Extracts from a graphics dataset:
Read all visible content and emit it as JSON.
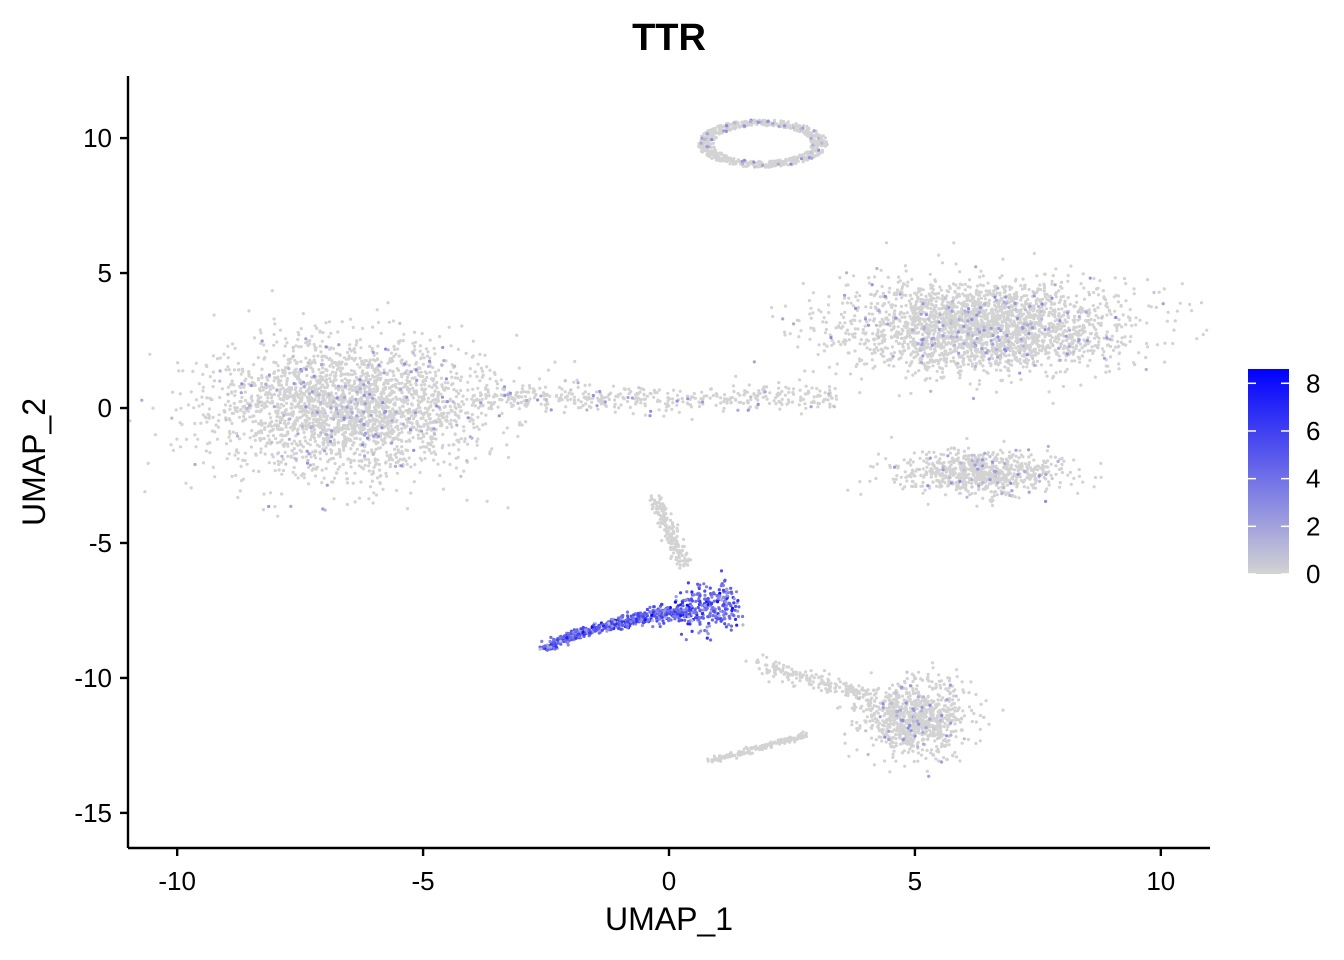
{
  "chart_data": {
    "type": "scatter",
    "title": "TTR",
    "xlabel": "UMAP_1",
    "ylabel": "UMAP_2",
    "xlim": [
      -11.0,
      11.0
    ],
    "ylim": [
      -16.3,
      12.3
    ],
    "xticks": [
      -10,
      -5,
      0,
      5,
      10
    ],
    "yticks": [
      -15,
      -10,
      -5,
      0,
      5,
      10
    ],
    "xtick_labels": [
      "-10",
      "-5",
      "0",
      "5",
      "10"
    ],
    "ytick_labels": [
      "-15",
      "-10",
      "-5",
      "0",
      "5",
      "10"
    ],
    "grid": false,
    "point_color_low": "#D3D3D3",
    "point_color_high": "#0000FF",
    "legend": {
      "placement": "right",
      "range": [
        0,
        8.6
      ],
      "ticks": [
        0,
        2,
        4,
        6,
        8
      ],
      "tick_labels": [
        "0",
        "2",
        "4",
        "6",
        "8"
      ]
    },
    "clusters": [
      {
        "name": "top-ring",
        "cx": 1.9,
        "cy": 9.8,
        "sx": 1.2,
        "sy": 0.55,
        "n": 700,
        "expr_mean": 0.2
      },
      {
        "name": "left-blob",
        "cx": -6.5,
        "cy": 0.0,
        "sx": 1.8,
        "sy": 1.6,
        "n": 2600,
        "expr_mean": 0.3
      },
      {
        "name": "bridge",
        "cx": -1.0,
        "cy": 0.3,
        "sx": 1.6,
        "sy": 0.25,
        "n": 450,
        "expr_mean": 0.1
      },
      {
        "name": "right-blob",
        "cx": 6.4,
        "cy": 3.0,
        "sx": 1.9,
        "sy": 1.1,
        "n": 2600,
        "expr_mean": 0.3
      },
      {
        "name": "right-lower",
        "cx": 6.3,
        "cy": -2.4,
        "sx": 1.1,
        "sy": 0.55,
        "n": 750,
        "expr_mean": 0.2
      },
      {
        "name": "arc-high",
        "cx": 0.3,
        "cy": -7.7,
        "sx": 0.9,
        "sy": 0.5,
        "n": 900,
        "expr_mean": 4.5
      },
      {
        "name": "bottom-right",
        "cx": 5.0,
        "cy": -11.5,
        "sx": 0.7,
        "sy": 0.9,
        "n": 900,
        "expr_mean": 0.2
      }
    ]
  }
}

→ **DIRECTIONS**: Leave the pictures out and copy the rest of the data exactly.

→ **FULL OUTPUT**:
Read all visible content and emit it as JSON.
{
  "chart_data": {
    "type": "scatter",
    "title": "TTR",
    "xlabel": "UMAP_1",
    "ylabel": "UMAP_2",
    "xlim": [
      -11.0,
      11.0
    ],
    "ylim": [
      -16.3,
      12.3
    ],
    "xticks": [
      -10,
      -5,
      0,
      5,
      10
    ],
    "yticks": [
      -15,
      -10,
      -5,
      0,
      5,
      10
    ],
    "xtick_labels": [
      "-10",
      "-5",
      "0",
      "5",
      "10"
    ],
    "ytick_labels": [
      "-15",
      "-10",
      "-5",
      "0",
      "5",
      "10"
    ],
    "grid": false,
    "point_color_low": "#D3D3D3",
    "point_color_high": "#0000FF",
    "legend": {
      "placement": "right",
      "range": [
        0,
        8.6
      ],
      "ticks": [
        0,
        2,
        4,
        6,
        8
      ],
      "tick_labels": [
        "0",
        "2",
        "4",
        "6",
        "8"
      ]
    },
    "clusters": [
      {
        "name": "top-ring",
        "cx": 1.9,
        "cy": 9.8,
        "sx": 1.2,
        "sy": 0.55,
        "n": 700,
        "expr_mean": 0.2
      },
      {
        "name": "left-blob",
        "cx": -6.5,
        "cy": 0.0,
        "sx": 1.8,
        "sy": 1.6,
        "n": 2600,
        "expr_mean": 0.3
      },
      {
        "name": "bridge",
        "cx": -1.0,
        "cy": 0.3,
        "sx": 1.6,
        "sy": 0.25,
        "n": 450,
        "expr_mean": 0.1
      },
      {
        "name": "right-blob",
        "cx": 6.4,
        "cy": 3.0,
        "sx": 1.9,
        "sy": 1.1,
        "n": 2600,
        "expr_mean": 0.3
      },
      {
        "name": "right-lower",
        "cx": 6.3,
        "cy": -2.4,
        "sx": 1.1,
        "sy": 0.55,
        "n": 750,
        "expr_mean": 0.2
      },
      {
        "name": "arc-high",
        "cx": 0.3,
        "cy": -7.7,
        "sx": 0.9,
        "sy": 0.5,
        "n": 900,
        "expr_mean": 4.5
      },
      {
        "name": "bottom-right",
        "cx": 5.0,
        "cy": -11.5,
        "sx": 0.7,
        "sy": 0.9,
        "n": 900,
        "expr_mean": 0.2
      }
    ]
  }
}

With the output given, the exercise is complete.